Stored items
***

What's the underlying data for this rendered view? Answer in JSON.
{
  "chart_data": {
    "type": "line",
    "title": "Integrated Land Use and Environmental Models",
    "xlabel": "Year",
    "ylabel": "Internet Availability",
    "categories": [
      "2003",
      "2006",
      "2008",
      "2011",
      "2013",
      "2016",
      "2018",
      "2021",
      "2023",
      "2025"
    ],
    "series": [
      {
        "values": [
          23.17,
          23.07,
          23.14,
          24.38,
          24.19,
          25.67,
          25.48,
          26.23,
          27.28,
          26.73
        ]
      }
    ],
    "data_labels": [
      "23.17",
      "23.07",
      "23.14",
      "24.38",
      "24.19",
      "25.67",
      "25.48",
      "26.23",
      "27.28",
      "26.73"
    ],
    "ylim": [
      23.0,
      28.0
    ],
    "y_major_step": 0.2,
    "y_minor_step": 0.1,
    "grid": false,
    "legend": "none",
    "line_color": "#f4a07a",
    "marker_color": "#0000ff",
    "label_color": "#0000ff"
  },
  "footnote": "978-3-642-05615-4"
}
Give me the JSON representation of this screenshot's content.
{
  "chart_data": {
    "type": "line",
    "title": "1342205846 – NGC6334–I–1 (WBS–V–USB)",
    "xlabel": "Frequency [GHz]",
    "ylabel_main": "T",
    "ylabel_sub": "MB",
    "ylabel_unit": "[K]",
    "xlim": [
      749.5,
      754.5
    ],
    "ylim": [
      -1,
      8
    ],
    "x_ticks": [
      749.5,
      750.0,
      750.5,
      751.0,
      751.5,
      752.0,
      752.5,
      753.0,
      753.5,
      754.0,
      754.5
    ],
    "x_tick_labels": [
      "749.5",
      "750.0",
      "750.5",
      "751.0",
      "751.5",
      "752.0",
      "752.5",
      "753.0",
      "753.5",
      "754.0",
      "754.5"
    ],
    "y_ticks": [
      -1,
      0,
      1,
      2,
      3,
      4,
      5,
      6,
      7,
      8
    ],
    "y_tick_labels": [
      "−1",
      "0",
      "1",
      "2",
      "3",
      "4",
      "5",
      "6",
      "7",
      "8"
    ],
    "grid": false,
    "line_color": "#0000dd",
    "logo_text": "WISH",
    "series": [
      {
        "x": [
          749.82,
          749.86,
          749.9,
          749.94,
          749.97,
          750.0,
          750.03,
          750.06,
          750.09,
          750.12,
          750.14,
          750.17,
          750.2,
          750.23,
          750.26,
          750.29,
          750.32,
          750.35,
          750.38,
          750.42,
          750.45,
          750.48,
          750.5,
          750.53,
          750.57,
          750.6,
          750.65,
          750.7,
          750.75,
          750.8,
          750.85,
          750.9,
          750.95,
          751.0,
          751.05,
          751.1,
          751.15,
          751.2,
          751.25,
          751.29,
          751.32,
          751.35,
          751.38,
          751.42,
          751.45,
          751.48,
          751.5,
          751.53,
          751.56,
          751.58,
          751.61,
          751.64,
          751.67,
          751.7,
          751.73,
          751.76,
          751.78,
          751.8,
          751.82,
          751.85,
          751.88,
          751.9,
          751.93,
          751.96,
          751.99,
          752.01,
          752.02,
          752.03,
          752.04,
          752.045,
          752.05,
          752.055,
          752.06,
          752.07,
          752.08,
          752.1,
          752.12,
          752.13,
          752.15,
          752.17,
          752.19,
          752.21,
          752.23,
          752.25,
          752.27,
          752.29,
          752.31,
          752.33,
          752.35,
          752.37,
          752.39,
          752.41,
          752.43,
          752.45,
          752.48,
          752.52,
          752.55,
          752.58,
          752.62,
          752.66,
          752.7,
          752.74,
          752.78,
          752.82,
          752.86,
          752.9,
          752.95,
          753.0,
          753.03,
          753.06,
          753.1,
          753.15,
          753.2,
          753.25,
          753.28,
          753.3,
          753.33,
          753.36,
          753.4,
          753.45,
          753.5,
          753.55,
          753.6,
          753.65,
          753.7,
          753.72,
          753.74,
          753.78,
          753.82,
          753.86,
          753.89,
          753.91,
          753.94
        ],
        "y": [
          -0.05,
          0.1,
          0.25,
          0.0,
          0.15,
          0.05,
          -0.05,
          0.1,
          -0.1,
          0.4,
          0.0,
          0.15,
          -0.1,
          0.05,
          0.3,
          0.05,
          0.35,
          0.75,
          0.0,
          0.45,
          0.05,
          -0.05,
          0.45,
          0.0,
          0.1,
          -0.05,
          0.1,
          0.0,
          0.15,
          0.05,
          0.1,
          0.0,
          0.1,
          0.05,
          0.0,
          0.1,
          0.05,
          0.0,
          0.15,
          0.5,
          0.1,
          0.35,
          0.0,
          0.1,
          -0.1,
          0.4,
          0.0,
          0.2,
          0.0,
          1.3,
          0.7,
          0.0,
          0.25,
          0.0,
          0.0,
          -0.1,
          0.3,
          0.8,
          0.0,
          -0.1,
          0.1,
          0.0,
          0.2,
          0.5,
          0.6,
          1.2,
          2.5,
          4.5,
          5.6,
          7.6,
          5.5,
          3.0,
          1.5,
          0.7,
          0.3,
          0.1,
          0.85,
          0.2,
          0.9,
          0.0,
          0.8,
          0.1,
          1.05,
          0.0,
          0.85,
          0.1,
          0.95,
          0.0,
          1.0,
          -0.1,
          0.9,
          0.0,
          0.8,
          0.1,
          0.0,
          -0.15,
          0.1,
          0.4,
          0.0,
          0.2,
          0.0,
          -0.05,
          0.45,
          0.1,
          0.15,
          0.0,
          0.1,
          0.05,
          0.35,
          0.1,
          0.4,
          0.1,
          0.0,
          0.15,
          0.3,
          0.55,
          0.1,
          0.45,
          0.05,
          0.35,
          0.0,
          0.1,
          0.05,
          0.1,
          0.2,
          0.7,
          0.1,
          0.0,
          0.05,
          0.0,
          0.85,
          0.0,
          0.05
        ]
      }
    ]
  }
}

***

== TASK BRIEF ==
Reproduce the full listing above, character for character.

== SOLUTION FOR THIS PROBLEM ==
What's the underlying data for this rendered view? Answer in JSON.
{
  "chart_data": {
    "type": "line",
    "title": "Integrated Land Use and Environmental Models",
    "xlabel": "Year",
    "ylabel": "Internet Availability",
    "categories": [
      "2003",
      "2006",
      "2008",
      "2011",
      "2013",
      "2016",
      "2018",
      "2021",
      "2023",
      "2025"
    ],
    "series": [
      {
        "values": [
          23.17,
          23.07,
          23.14,
          24.38,
          24.19,
          25.67,
          25.48,
          26.23,
          27.28,
          26.73
        ]
      }
    ],
    "data_labels": [
      "23.17",
      "23.07",
      "23.14",
      "24.38",
      "24.19",
      "25.67",
      "25.48",
      "26.23",
      "27.28",
      "26.73"
    ],
    "ylim": [
      23.0,
      28.0
    ],
    "y_major_step": 0.2,
    "y_minor_step": 0.1,
    "grid": false,
    "legend": "none",
    "line_color": "#f4a07a",
    "marker_color": "#0000ff",
    "label_color": "#0000ff"
  },
  "footnote": "978-3-642-05615-4"
}
Give me the JSON representation of this screenshot's content.
{
  "chart_data": {
    "type": "line",
    "title": "1342205846 – NGC6334–I–1 (WBS–V–USB)",
    "xlabel": "Frequency [GHz]",
    "ylabel_main": "T",
    "ylabel_sub": "MB",
    "ylabel_unit": "[K]",
    "xlim": [
      749.5,
      754.5
    ],
    "ylim": [
      -1,
      8
    ],
    "x_ticks": [
      749.5,
      750.0,
      750.5,
      751.0,
      751.5,
      752.0,
      752.5,
      753.0,
      753.5,
      754.0,
      754.5
    ],
    "x_tick_labels": [
      "749.5",
      "750.0",
      "750.5",
      "751.0",
      "751.5",
      "752.0",
      "752.5",
      "753.0",
      "753.5",
      "754.0",
      "754.5"
    ],
    "y_ticks": [
      -1,
      0,
      1,
      2,
      3,
      4,
      5,
      6,
      7,
      8
    ],
    "y_tick_labels": [
      "−1",
      "0",
      "1",
      "2",
      "3",
      "4",
      "5",
      "6",
      "7",
      "8"
    ],
    "grid": false,
    "line_color": "#0000dd",
    "logo_text": "WISH",
    "series": [
      {
        "x": [
          749.82,
          749.86,
          749.9,
          749.94,
          749.97,
          750.0,
          750.03,
          750.06,
          750.09,
          750.12,
          750.14,
          750.17,
          750.2,
          750.23,
          750.26,
          750.29,
          750.32,
          750.35,
          750.38,
          750.42,
          750.45,
          750.48,
          750.5,
          750.53,
          750.57,
          750.6,
          750.65,
          750.7,
          750.75,
          750.8,
          750.85,
          750.9,
          750.95,
          751.0,
          751.05,
          751.1,
          751.15,
          751.2,
          751.25,
          751.29,
          751.32,
          751.35,
          751.38,
          751.42,
          751.45,
          751.48,
          751.5,
          751.53,
          751.56,
          751.58,
          751.61,
          751.64,
          751.67,
          751.7,
          751.73,
          751.76,
          751.78,
          751.8,
          751.82,
          751.85,
          751.88,
          751.9,
          751.93,
          751.96,
          751.99,
          752.01,
          752.02,
          752.03,
          752.04,
          752.045,
          752.05,
          752.055,
          752.06,
          752.07,
          752.08,
          752.1,
          752.12,
          752.13,
          752.15,
          752.17,
          752.19,
          752.21,
          752.23,
          752.25,
          752.27,
          752.29,
          752.31,
          752.33,
          752.35,
          752.37,
          752.39,
          752.41,
          752.43,
          752.45,
          752.48,
          752.52,
          752.55,
          752.58,
          752.62,
          752.66,
          752.7,
          752.74,
          752.78,
          752.82,
          752.86,
          752.9,
          752.95,
          753.0,
          753.03,
          753.06,
          753.1,
          753.15,
          753.2,
          753.25,
          753.28,
          753.3,
          753.33,
          753.36,
          753.4,
          753.45,
          753.5,
          753.55,
          753.6,
          753.65,
          753.7,
          753.72,
          753.74,
          753.78,
          753.82,
          753.86,
          753.89,
          753.91,
          753.94
        ],
        "y": [
          -0.05,
          0.1,
          0.25,
          0.0,
          0.15,
          0.05,
          -0.05,
          0.1,
          -0.1,
          0.4,
          0.0,
          0.15,
          -0.1,
          0.05,
          0.3,
          0.05,
          0.35,
          0.75,
          0.0,
          0.45,
          0.05,
          -0.05,
          0.45,
          0.0,
          0.1,
          -0.05,
          0.1,
          0.0,
          0.15,
          0.05,
          0.1,
          0.0,
          0.1,
          0.05,
          0.0,
          0.1,
          0.05,
          0.0,
          0.15,
          0.5,
          0.1,
          0.35,
          0.0,
          0.1,
          -0.1,
          0.4,
          0.0,
          0.2,
          0.0,
          1.3,
          0.7,
          0.0,
          0.25,
          0.0,
          0.0,
          -0.1,
          0.3,
          0.8,
          0.0,
          -0.1,
          0.1,
          0.0,
          0.2,
          0.5,
          0.6,
          1.2,
          2.5,
          4.5,
          5.6,
          7.6,
          5.5,
          3.0,
          1.5,
          0.7,
          0.3,
          0.1,
          0.85,
          0.2,
          0.9,
          0.0,
          0.8,
          0.1,
          1.05,
          0.0,
          0.85,
          0.1,
          0.95,
          0.0,
          1.0,
          -0.1,
          0.9,
          0.0,
          0.8,
          0.1,
          0.0,
          -0.15,
          0.1,
          0.4,
          0.0,
          0.2,
          0.0,
          -0.05,
          0.45,
          0.1,
          0.15,
          0.0,
          0.1,
          0.05,
          0.35,
          0.1,
          0.4,
          0.1,
          0.0,
          0.15,
          0.3,
          0.55,
          0.1,
          0.45,
          0.05,
          0.35,
          0.0,
          0.1,
          0.05,
          0.1,
          0.2,
          0.7,
          0.1,
          0.0,
          0.05,
          0.0,
          0.85,
          0.0,
          0.05
        ]
      }
    ]
  }
}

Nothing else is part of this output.